◆ Exercise:
Report the number of lines where the string "time" occurs, and write nothing else.

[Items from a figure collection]
⟨
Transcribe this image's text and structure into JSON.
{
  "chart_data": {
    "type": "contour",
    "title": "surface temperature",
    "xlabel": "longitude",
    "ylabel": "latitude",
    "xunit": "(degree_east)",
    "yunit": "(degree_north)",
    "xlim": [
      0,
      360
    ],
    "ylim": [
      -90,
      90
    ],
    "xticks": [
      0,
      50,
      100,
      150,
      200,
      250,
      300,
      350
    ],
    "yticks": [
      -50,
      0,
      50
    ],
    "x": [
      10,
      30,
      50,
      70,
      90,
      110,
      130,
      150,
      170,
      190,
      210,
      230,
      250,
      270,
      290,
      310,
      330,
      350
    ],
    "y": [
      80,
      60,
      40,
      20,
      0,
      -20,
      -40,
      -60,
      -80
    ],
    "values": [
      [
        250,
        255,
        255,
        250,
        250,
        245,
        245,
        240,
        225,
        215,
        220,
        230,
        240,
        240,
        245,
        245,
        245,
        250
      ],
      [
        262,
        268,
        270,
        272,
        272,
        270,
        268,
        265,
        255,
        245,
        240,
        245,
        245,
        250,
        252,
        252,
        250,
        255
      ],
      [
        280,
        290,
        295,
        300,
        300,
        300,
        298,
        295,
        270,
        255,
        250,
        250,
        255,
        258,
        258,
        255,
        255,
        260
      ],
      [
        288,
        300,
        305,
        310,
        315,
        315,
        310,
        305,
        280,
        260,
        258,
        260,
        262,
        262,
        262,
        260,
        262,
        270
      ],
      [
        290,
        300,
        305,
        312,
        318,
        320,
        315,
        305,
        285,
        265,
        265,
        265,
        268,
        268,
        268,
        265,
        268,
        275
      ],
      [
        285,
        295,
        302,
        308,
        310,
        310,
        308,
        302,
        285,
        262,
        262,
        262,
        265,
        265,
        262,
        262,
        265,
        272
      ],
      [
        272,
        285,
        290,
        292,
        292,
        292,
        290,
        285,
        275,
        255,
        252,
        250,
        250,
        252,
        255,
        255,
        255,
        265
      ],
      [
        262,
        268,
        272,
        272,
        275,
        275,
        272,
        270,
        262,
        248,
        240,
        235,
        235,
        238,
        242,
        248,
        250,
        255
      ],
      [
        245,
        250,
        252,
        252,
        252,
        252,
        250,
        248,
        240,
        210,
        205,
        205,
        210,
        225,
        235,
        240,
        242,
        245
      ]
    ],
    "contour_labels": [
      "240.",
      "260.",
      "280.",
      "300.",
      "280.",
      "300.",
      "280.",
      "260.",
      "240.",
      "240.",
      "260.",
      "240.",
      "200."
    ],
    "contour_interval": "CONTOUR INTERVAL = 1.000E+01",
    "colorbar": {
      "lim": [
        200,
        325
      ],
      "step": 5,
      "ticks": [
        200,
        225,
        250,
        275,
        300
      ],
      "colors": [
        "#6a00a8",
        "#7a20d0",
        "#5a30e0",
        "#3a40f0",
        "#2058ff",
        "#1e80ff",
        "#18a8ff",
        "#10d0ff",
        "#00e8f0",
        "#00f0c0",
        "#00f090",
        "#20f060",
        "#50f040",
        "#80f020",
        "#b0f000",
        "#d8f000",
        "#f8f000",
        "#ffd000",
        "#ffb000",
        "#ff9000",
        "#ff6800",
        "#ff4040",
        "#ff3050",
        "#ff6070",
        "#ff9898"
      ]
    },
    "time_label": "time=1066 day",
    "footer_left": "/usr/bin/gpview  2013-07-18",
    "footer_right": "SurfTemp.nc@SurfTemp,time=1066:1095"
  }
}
⟩
◆ Written solution:
2